— Start DATASET CONTENT —

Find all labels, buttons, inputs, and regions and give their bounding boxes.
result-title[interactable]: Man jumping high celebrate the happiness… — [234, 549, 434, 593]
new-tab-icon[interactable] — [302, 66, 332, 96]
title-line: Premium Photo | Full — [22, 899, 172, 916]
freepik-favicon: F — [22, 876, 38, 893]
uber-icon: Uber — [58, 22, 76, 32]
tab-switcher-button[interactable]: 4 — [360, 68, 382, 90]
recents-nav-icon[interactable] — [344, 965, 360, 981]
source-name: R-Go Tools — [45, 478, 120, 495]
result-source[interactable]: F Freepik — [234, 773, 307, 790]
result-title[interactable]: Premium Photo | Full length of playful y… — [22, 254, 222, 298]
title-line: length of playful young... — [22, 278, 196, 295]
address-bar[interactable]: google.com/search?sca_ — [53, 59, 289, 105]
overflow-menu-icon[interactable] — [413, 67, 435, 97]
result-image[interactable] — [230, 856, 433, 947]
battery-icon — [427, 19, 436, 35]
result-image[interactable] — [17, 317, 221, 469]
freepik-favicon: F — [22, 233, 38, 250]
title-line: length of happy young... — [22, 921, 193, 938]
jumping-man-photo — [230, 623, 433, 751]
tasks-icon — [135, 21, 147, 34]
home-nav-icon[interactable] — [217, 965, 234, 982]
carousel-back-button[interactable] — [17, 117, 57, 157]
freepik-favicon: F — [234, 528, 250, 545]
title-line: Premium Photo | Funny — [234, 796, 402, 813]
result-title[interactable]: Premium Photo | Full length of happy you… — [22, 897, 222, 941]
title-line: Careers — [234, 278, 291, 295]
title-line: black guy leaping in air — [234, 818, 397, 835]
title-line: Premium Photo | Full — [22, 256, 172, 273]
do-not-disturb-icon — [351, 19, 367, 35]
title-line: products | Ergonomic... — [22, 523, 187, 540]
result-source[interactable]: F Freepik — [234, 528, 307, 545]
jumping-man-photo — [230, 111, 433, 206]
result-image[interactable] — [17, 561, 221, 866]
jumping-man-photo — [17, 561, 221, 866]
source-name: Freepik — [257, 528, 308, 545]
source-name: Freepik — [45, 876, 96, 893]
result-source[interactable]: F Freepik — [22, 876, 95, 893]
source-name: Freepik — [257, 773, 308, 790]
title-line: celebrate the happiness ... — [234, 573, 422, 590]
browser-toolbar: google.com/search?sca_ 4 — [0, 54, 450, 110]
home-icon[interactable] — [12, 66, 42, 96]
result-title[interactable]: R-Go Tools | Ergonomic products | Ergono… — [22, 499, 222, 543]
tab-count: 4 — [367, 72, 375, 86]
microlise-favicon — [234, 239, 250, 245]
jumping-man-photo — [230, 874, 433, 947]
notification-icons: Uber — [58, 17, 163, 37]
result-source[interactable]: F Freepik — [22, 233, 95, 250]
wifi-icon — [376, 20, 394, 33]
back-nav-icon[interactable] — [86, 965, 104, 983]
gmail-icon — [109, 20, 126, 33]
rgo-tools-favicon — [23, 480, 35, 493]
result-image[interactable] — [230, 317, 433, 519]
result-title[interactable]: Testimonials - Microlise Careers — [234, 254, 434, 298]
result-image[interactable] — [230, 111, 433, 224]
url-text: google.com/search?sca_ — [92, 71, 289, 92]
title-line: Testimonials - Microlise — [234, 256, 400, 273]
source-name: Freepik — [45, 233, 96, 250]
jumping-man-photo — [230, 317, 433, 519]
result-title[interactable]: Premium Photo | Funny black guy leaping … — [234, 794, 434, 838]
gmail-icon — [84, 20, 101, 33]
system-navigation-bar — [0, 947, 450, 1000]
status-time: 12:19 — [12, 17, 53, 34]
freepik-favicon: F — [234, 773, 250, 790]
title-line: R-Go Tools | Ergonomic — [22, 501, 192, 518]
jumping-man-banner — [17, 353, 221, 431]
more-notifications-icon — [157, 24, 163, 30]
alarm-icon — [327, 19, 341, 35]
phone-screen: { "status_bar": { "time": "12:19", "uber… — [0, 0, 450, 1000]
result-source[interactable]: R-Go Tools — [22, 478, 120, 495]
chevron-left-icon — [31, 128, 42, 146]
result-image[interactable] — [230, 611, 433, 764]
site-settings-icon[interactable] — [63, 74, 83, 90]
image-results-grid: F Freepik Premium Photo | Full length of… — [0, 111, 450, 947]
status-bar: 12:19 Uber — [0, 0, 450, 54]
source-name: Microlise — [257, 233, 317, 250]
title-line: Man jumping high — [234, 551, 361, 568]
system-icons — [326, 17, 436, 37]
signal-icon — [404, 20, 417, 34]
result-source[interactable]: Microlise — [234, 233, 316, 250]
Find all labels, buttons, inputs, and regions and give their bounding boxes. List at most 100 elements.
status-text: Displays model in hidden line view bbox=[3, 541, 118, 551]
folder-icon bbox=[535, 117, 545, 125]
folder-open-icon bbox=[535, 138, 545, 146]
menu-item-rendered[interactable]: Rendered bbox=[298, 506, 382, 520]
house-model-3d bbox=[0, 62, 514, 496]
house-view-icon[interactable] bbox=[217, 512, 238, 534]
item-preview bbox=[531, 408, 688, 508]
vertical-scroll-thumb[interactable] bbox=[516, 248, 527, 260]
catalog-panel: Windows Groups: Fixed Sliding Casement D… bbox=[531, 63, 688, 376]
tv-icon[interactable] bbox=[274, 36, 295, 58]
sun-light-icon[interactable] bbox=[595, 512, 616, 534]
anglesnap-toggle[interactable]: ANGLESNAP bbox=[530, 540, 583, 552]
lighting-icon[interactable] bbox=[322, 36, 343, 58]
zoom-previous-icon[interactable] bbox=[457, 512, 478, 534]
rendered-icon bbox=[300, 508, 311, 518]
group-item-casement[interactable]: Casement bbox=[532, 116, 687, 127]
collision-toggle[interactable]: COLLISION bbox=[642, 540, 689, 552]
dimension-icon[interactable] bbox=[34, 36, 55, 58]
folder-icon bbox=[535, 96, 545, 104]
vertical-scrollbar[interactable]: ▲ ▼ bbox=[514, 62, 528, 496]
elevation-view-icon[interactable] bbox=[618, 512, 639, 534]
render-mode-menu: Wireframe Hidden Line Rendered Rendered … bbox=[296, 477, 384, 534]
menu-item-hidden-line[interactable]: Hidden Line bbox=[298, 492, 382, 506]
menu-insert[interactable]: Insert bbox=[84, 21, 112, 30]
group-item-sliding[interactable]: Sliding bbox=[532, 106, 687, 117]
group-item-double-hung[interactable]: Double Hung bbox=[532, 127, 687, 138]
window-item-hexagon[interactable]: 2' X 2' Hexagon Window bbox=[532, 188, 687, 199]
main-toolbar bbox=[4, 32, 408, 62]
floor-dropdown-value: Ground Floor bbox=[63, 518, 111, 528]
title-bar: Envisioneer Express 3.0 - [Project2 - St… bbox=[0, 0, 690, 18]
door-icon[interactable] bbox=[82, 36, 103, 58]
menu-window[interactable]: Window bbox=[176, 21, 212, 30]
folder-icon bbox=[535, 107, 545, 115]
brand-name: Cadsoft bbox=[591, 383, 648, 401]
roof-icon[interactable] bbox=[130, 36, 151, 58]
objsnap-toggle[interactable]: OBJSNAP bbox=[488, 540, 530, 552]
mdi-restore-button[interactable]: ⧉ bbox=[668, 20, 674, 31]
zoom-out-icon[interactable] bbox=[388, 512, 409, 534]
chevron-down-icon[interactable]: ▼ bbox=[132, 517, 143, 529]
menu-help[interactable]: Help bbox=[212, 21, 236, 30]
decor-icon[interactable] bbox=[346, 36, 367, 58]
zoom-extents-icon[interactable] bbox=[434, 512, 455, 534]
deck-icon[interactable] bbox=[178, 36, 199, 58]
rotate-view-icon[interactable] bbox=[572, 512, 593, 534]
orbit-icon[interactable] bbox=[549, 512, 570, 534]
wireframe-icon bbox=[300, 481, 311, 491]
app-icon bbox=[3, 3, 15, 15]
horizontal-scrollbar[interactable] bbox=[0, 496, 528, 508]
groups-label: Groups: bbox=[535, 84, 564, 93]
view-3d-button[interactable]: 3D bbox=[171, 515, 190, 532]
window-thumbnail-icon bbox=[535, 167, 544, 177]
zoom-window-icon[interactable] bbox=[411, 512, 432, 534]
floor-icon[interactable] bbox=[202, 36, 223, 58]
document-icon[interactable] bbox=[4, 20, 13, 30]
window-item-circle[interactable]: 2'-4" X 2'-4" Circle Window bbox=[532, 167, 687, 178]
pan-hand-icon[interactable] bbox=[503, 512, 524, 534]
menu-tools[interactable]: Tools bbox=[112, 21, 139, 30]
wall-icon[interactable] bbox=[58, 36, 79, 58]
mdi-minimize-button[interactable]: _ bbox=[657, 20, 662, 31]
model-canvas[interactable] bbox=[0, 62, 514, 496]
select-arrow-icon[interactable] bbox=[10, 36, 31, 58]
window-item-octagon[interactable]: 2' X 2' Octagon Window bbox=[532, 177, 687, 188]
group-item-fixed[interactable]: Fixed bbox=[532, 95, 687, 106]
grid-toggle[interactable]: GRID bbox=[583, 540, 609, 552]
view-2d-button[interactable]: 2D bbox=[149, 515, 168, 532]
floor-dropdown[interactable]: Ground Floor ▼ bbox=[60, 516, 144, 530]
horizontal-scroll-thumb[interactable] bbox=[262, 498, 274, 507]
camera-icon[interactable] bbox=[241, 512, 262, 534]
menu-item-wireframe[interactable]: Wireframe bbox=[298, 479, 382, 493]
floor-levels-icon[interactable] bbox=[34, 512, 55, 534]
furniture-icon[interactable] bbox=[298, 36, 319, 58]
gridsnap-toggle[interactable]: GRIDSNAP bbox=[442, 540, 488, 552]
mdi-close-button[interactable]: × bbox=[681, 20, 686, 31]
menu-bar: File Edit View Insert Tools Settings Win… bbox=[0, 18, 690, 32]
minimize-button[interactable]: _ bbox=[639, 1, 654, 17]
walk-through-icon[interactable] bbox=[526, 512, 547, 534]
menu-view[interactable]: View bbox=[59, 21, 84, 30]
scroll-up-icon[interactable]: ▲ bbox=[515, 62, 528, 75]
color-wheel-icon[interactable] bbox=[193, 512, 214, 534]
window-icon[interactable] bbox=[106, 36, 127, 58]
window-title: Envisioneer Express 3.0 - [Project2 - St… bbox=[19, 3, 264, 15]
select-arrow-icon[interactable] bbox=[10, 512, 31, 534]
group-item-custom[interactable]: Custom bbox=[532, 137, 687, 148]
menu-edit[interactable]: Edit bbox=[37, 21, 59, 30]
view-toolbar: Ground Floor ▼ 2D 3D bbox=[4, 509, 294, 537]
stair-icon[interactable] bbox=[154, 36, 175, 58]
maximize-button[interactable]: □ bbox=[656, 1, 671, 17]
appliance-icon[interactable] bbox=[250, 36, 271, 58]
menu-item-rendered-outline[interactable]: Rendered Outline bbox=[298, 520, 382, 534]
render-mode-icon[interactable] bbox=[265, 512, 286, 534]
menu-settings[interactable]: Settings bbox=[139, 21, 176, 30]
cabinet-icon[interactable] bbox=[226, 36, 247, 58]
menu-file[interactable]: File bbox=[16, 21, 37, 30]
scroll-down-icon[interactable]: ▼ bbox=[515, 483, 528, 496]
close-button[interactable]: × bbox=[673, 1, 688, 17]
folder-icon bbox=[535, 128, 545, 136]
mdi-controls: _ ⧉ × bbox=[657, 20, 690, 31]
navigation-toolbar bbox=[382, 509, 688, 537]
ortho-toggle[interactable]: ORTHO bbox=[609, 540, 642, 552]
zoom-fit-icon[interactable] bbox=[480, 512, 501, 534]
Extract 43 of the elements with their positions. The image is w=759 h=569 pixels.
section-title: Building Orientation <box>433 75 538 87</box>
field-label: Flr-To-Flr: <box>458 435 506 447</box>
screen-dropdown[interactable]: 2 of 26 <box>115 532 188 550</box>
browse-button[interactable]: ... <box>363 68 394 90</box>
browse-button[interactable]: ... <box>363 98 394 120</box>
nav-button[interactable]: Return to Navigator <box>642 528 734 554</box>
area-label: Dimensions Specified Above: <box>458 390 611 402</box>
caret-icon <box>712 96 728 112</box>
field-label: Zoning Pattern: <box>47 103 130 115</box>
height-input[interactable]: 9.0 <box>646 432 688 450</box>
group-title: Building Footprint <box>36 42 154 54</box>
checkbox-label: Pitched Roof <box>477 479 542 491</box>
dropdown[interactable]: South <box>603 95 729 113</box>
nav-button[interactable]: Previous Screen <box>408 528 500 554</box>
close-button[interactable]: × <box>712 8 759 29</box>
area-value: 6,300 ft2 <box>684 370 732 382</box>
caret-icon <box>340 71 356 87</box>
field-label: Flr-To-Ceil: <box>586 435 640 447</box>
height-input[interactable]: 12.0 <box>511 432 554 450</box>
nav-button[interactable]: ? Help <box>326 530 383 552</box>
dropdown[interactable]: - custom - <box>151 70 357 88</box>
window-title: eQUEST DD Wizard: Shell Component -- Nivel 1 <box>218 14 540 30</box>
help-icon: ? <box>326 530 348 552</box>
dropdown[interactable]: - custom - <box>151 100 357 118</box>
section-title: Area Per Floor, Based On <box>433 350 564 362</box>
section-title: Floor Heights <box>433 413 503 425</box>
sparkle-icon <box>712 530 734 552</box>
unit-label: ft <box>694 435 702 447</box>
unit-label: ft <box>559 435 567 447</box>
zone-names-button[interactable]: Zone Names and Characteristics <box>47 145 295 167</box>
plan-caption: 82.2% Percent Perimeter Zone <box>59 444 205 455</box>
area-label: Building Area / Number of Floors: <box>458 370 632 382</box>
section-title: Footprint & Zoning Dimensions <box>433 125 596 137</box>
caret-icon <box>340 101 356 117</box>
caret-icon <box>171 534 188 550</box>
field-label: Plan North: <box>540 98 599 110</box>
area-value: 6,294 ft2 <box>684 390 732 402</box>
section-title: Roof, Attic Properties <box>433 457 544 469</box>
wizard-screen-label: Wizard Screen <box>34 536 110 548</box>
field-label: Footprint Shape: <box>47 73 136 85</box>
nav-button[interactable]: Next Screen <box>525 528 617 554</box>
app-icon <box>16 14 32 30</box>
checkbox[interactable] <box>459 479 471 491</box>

— End DATASET CONTENT —

■ GOAL OF THE EXERCISE:
Could you write out the stretch from the start of the records through the line containing "title-line: Premium Photo | Full — [22, 899, 172, 916]" again, swapping "celebrate" for "celebrating" and leaving everything else unchanged?

■ COMPLETED TASK:
Find all labels, buttons, inputs, and regions and give their bounding boxes.
result-title[interactable]: Man jumping high celebrating the happiness… — [234, 549, 434, 593]
new-tab-icon[interactable] — [302, 66, 332, 96]
title-line: Premium Photo | Full — [22, 899, 172, 916]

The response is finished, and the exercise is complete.